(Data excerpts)
++++++

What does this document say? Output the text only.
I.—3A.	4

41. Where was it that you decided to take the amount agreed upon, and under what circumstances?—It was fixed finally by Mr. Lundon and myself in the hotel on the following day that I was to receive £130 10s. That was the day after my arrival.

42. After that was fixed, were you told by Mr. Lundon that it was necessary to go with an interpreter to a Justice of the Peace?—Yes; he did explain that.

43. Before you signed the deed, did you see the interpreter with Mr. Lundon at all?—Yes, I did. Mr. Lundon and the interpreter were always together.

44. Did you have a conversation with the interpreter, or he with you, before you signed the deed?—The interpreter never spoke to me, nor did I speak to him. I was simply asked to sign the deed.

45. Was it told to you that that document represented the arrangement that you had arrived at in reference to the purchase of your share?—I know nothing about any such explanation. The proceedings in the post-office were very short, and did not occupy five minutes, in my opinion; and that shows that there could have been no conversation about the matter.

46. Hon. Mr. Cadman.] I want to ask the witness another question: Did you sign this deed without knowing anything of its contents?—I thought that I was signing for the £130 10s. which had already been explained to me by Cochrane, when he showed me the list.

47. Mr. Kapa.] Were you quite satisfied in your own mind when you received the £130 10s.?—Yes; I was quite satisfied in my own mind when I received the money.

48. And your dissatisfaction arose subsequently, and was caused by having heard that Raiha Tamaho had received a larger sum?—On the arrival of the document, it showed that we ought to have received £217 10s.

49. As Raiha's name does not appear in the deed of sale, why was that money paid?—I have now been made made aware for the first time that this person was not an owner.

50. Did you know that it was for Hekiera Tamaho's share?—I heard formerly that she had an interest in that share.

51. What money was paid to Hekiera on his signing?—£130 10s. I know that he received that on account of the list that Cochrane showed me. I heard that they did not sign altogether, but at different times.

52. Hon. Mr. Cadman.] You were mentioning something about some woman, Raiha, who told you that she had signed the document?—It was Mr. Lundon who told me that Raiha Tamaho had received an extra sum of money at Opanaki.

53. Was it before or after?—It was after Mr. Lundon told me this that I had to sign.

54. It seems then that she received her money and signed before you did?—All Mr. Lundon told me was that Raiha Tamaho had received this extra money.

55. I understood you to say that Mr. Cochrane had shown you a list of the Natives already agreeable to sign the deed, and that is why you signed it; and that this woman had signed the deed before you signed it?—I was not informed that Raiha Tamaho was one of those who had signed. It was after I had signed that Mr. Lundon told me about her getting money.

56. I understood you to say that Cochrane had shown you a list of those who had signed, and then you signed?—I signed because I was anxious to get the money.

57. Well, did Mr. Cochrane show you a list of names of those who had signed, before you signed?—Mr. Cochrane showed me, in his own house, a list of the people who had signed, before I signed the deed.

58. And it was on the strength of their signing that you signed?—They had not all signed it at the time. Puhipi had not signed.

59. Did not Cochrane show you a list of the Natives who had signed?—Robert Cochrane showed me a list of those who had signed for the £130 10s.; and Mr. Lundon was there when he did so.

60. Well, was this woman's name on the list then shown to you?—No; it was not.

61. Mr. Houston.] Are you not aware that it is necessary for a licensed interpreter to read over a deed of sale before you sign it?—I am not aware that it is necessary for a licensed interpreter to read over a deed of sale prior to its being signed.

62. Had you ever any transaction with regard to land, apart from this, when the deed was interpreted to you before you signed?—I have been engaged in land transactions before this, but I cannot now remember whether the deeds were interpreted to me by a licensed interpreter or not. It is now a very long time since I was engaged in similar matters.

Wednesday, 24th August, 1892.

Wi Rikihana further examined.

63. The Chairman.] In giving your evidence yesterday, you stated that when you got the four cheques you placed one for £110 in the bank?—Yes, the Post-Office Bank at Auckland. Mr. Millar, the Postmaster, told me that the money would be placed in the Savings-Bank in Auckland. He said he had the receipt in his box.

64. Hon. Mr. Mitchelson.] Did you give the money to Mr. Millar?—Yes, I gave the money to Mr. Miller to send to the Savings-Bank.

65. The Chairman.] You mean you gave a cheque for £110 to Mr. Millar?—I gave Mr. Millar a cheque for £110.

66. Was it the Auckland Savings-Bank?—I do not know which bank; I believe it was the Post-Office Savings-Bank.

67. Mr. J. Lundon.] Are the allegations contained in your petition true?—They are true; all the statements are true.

++++++

* What this task involves: All of the records must be repeated exactly.

* Worked answer:
What does this document say? Output the text only.
I.—3A.	4

41. Where was it that you decided to take the amount agreed upon, and under what circumstances?—It was fixed finally by Mr. Lundon and myself in the hotel on the following day that I was to receive £130 10s. That was the day after my arrival.

42. After that was fixed, were you told by Mr. Lundon that it was necessary to go with an interpreter to a Justice of the Peace?—Yes; he did explain that.

43. Before you signed the deed, did you see the interpreter with Mr. Lundon at all?—Yes, I did. Mr. Lundon and the interpreter were always together.

44. Did you have a conversation with the interpreter, or he with you, before you signed the deed?—The interpreter never spoke to me, nor did I speak to him. I was simply asked to sign the deed.

45. Was it told to you that that document represented the arrangement that you had arrived at in reference to the purchase of your share?—I know nothing about any such explanation. The proceedings in the post-office were very short, and did not occupy five minutes, in my opinion; and that shows that there could have been no conversation about the matter.

46. Hon. Mr. Cadman.] I want to ask the witness another question: Did you sign this deed without knowing anything of its contents?—I thought that I was signing for the £130 10s. which had already been explained to me by Cochrane, when he showed me the list.

47. Mr. Kapa.] Were you quite satisfied in your own mind when you received the £130 10s.?—Yes; I was quite satisfied in my own mind when I received the money.

48. And your dissatisfaction arose subsequently, and was caused by having heard that Raiha Tamaho had received a larger sum?—On the arrival of the document, it showed that we ought to have received £217 10s.

49. As Raiha's name does not appear in the deed of sale, why was that money paid?—I have now been made made aware for the first time that this person was not an owner.

50. Did you know that it was for Hekiera Tamaho's share?—I heard formerly that she had an interest in that share.

51. What money was paid to Hekiera on his signing?—£130 10s. I know that he received that on account of the list that Cochrane showed me. I heard that they did not sign altogether, but at different times.

52. Hon. Mr. Cadman.] You were mentioning something about some woman, Raiha, who told you that she had signed the document?—It was Mr. Lundon who told me that Raiha Tamaho had received an extra sum of money at Opanaki.

53. Was it before or after?—It was after Mr. Lundon told me this that I had to sign.

54. It seems then that she received her money and signed before you did?—All Mr. Lundon told me was that Raiha Tamaho had received this extra money.

55. I understood you to say that Mr. Cochrane had shown you a list of the Natives already agreeable to sign the deed, and that is why you signed it; and that this woman had signed the deed before you signed it?—I was not informed that Raiha Tamaho was one of those who had signed. It was after I had signed that Mr. Lundon told me about her getting money.

56. I understood you to say that Cochrane had shown you a list of those who had signed, and then you signed?—I signed because I was anxious to get the money.

57. Well, did Mr. Cochrane show you a list of names of those who had signed, before you signed?—Mr. Cochrane showed me, in his own house, a list of the people who had signed, before I signed the deed.

58. And it was on the strength of their signing that you signed?—They had not all signed it at the time. Puhipi had not signed.

59. Did not Cochrane show you a list of the Natives who had signed?—Robert Cochrane showed me a list of those who had signed for the £130 10s.; and Mr. Lundon was there when he did so.

60. Well, was this woman's name on the list then shown to you?—No; it was not.

61. Mr. Houston.] Are you not aware that it is necessary for a licensed interpreter to read over a deed of sale before you sign it?—I am not aware that it is necessary for a licensed interpreter to read over a deed of sale prior to its being signed.

62. Had you ever any transaction with regard to land, apart from this, when the deed was interpreted to you before you signed?—I have been engaged in land transactions before this, but I cannot now remember whether the deeds were interpreted to me by a licensed interpreter or not. It is now a very long time since I was engaged in similar matters.

Wednesday, 24th August, 1892.

Wi Rikihana further examined.

63. The Chairman.] In giving your evidence yesterday, you stated that when you got the four cheques you placed one for £110 in the bank?—Yes, the Post-Office Bank at Auckland. Mr. Millar, the Postmaster, told me that the money would be placed in the Savings-Bank in Auckland. He said he had the receipt in his box.

64. Hon. Mr. Mitchelson.] Did you give the money to Mr. Millar?—Yes, I gave the money to Mr. Miller to send to the Savings-Bank.

65. The Chairman.] You mean you gave a cheque for £110 to Mr. Millar?—I gave Mr. Millar a cheque for £110.

66. Was it the Auckland Savings-Bank?—I do not know which bank; I believe it was the Post-Office Savings-Bank.

67. Mr. J. Lundon.] Are the allegations contained in your petition true?—They are true; all the statements are true.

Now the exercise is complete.